## DATA ROWS:
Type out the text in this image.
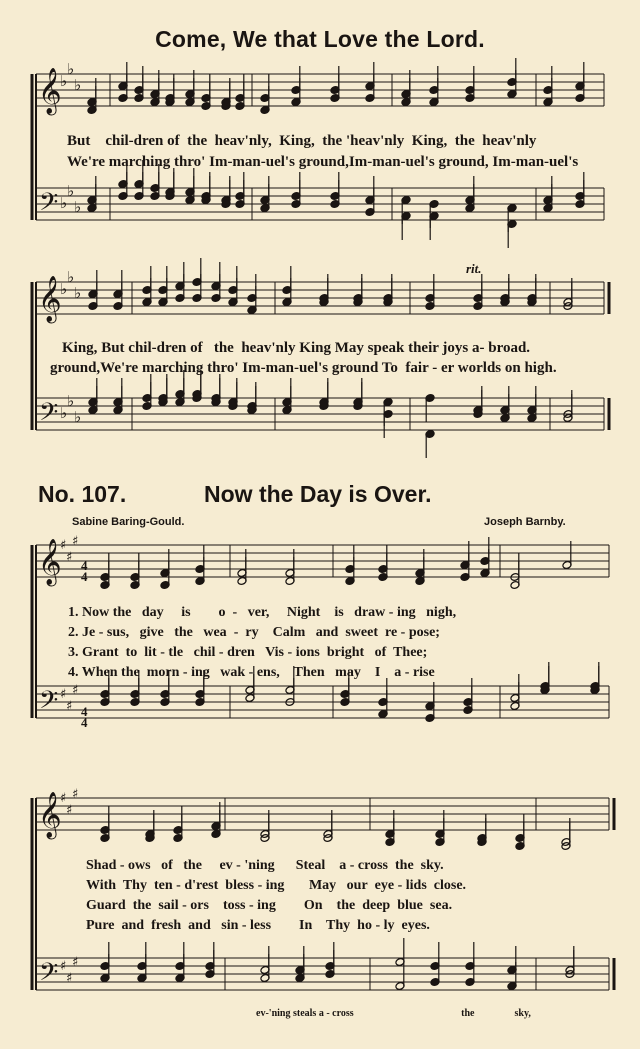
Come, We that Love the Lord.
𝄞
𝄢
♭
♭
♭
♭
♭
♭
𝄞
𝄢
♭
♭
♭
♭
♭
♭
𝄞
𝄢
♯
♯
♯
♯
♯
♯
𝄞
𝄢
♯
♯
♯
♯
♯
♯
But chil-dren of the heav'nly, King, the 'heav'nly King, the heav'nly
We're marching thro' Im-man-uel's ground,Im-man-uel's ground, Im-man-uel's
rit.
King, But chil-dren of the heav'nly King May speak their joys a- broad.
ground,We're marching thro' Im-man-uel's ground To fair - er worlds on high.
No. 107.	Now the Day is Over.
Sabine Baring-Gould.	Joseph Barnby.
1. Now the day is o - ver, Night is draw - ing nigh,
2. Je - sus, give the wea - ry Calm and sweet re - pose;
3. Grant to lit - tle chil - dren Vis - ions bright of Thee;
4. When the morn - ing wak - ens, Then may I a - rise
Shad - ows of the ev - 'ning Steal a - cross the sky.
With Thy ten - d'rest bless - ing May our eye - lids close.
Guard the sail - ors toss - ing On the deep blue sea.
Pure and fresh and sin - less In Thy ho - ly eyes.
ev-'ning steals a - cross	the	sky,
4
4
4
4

## OBJECTIVE:
Gather each line of the listing containing the word "chil" and show it.

## THE SOLUTION:
But chil-dren of the heav'nly, King, the 'heav'nly King, the heav'nly
King, But chil-dren of the heav'nly King May speak their joys a- broad.
3. Grant to lit - tle chil - dren Vis - ions bright of Thee;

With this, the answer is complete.